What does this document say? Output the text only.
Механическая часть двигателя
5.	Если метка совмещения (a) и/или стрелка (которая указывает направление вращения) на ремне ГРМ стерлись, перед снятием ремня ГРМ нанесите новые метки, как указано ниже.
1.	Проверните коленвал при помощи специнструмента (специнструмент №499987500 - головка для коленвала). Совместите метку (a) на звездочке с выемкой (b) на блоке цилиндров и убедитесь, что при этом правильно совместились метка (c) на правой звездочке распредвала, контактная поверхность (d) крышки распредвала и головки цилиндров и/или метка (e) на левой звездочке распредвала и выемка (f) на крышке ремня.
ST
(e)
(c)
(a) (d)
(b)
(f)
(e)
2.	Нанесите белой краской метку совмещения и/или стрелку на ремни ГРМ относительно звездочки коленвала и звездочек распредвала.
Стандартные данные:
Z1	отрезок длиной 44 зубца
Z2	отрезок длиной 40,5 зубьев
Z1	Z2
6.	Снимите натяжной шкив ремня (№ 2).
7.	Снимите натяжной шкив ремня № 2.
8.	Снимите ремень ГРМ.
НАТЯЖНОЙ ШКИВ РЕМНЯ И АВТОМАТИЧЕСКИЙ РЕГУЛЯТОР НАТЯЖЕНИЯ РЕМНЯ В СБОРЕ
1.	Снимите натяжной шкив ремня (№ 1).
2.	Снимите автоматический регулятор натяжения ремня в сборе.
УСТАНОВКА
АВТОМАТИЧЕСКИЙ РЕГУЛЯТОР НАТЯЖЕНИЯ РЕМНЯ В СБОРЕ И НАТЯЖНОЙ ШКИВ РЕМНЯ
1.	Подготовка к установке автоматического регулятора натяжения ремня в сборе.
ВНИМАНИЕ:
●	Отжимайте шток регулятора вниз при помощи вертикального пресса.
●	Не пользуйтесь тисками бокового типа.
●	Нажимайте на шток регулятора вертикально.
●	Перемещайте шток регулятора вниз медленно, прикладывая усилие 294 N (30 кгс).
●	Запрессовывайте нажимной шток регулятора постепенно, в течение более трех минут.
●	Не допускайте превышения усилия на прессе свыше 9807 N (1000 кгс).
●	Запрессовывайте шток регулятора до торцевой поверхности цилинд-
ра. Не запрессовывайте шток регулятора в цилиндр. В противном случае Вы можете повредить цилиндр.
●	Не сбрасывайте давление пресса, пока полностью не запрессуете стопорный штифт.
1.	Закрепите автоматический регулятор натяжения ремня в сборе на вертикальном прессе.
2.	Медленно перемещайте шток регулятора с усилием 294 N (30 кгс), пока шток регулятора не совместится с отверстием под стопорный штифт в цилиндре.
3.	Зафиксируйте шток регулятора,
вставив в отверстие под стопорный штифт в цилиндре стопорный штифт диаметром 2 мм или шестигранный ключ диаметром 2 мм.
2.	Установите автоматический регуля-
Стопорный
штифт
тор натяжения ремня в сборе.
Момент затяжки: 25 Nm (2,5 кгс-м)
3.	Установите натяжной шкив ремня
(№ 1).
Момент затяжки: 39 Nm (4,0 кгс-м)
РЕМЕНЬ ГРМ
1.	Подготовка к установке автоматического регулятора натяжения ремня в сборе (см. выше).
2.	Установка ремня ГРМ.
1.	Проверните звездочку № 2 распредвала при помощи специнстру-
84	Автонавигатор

▶ _TASK INSTRUCTIONS_: Reproduce the records above exactly.

▶ _ANSWER_:
What does this document say? Output the text only.
Механическая часть двигателя
5.	Если метка совмещения (a) и/или стрелка (которая указывает направление вращения) на ремне ГРМ стерлись, перед снятием ремня ГРМ нанесите новые метки, как указано ниже.
1.	Проверните коленвал при помощи специнструмента (специнструмент №499987500 - головка для коленвала). Совместите метку (a) на звездочке с выемкой (b) на блоке цилиндров и убедитесь, что при этом правильно совместились метка (c) на правой звездочке распредвала, контактная поверхность (d) крышки распредвала и головки цилиндров и/или метка (e) на левой звездочке распредвала и выемка (f) на крышке ремня.
ST
(e)
(c)
(a) (d)
(b)
(f)
(e)
2.	Нанесите белой краской метку совмещения и/или стрелку на ремни ГРМ относительно звездочки коленвала и звездочек распредвала.
Стандартные данные:
Z1	отрезок длиной 44 зубца
Z2	отрезок длиной 40,5 зубьев
Z1	Z2
6.	Снимите натяжной шкив ремня (№ 2).
7.	Снимите натяжной шкив ремня № 2.
8.	Снимите ремень ГРМ.
НАТЯЖНОЙ ШКИВ РЕМНЯ И АВТОМАТИЧЕСКИЙ РЕГУЛЯТОР НАТЯЖЕНИЯ РЕМНЯ В СБОРЕ
1.	Снимите натяжной шкив ремня (№ 1).
2.	Снимите автоматический регулятор натяжения ремня в сборе.
УСТАНОВКА
АВТОМАТИЧЕСКИЙ РЕГУЛЯТОР НАТЯЖЕНИЯ РЕМНЯ В СБОРЕ И НАТЯЖНОЙ ШКИВ РЕМНЯ
1.	Подготовка к установке автоматического регулятора натяжения ремня в сборе.
ВНИМАНИЕ:
●	Отжимайте шток регулятора вниз при помощи вертикального пресса.
●	Не пользуйтесь тисками бокового типа.
●	Нажимайте на шток регулятора вертикально.
●	Перемещайте шток регулятора вниз медленно, прикладывая усилие 294 N (30 кгс).
●	Запрессовывайте нажимной шток регулятора постепенно, в течение более трех минут.
●	Не допускайте превышения усилия на прессе свыше 9807 N (1000 кгс).
●	Запрессовывайте шток регулятора до торцевой поверхности цилинд-
ра. Не запрессовывайте шток регулятора в цилиндр. В противном случае Вы можете повредить цилиндр.
●	Не сбрасывайте давление пресса, пока полностью не запрессуете стопорный штифт.
1.	Закрепите автоматический регулятор натяжения ремня в сборе на вертикальном прессе.
2.	Медленно перемещайте шток регулятора с усилием 294 N (30 кгс), пока шток регулятора не совместится с отверстием под стопорный штифт в цилиндре.
3.	Зафиксируйте шток регулятора,
вставив в отверстие под стопорный штифт в цилиндре стопорный штифт диаметром 2 мм или шестигранный ключ диаметром 2 мм.
2.	Установите автоматический регуля-
Стопорный
штифт
тор натяжения ремня в сборе.
Момент затяжки: 25 Nm (2,5 кгс-м)
3.	Установите натяжной шкив ремня
(№ 1).
Момент затяжки: 39 Nm (4,0 кгс-м)
РЕМЕНЬ ГРМ
1.	Подготовка к установке автоматического регулятора натяжения ремня в сборе (см. выше).
2.	Установка ремня ГРМ.
1.	Проверните звездочку № 2 распредвала при помощи специнстру-
84	Автонавигатор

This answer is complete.